Give the records back in full, exactly as they read.

►

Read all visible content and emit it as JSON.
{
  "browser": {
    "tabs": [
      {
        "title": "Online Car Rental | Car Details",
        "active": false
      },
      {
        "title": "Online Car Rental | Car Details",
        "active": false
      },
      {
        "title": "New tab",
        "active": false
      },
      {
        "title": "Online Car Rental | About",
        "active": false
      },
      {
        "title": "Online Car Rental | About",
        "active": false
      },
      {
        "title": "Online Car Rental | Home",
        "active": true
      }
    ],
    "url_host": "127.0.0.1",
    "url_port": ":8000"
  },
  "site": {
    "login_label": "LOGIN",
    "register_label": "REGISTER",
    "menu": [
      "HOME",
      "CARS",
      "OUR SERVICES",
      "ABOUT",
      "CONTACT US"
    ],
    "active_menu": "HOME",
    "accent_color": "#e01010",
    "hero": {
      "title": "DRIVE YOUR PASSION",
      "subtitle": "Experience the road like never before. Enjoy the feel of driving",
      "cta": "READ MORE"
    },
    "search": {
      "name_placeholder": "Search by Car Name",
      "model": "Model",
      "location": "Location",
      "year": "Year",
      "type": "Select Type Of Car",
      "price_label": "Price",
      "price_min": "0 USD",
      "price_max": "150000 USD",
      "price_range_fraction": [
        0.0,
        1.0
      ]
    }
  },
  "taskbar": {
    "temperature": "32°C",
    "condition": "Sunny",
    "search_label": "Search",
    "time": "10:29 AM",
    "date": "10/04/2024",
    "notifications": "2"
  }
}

◄

EXERCISE RESULT ▸
Read all visible content and emit it as JSON.
{
  "browser": {
    "tabs": [
      {
        "title": "Online Car Rental | Car Details",
        "active": false
      },
      {
        "title": "Online Car Rental | Car Details",
        "active": false
      },
      {
        "title": "New tab",
        "active": false
      },
      {
        "title": "Online Car Rental | About",
        "active": false
      },
      {
        "title": "Online Car Rental | About",
        "active": false
      },
      {
        "title": "Online Car Rental | Home",
        "active": true
      }
    ],
    "url_host": "127.0.0.1",
    "url_port": ":8000"
  },
  "site": {
    "login_label": "LOGIN",
    "register_label": "REGISTER",
    "menu": [
      "HOME",
      "CARS",
      "OUR SERVICES",
      "ABOUT",
      "CONTACT US"
    ],
    "active_menu": "HOME",
    "accent_color": "#e01010",
    "hero": {
      "title": "DRIVE YOUR PASSION",
      "subtitle": "Experience the road like never before. Enjoy the feel of driving",
      "cta": "READ MORE"
    },
    "search": {
      "name_placeholder": "Search by Car Name",
      "model": "Model",
      "location": "Location",
      "year": "Year",
      "type": "Select Type Of Car",
      "price_label": "Price",
      "price_min": "0 USD",
      "price_max": "150000 USD",
      "price_range_fraction": [
        0.0,
        1.0
      ]
    }
  },
  "taskbar": {
    "temperature": "32°C",
    "condition": "Sunny",
    "search_label": "Search",
    "time": "10:29 AM",
    "date": "10/04/2024",
    "notifications": "2"
  }
}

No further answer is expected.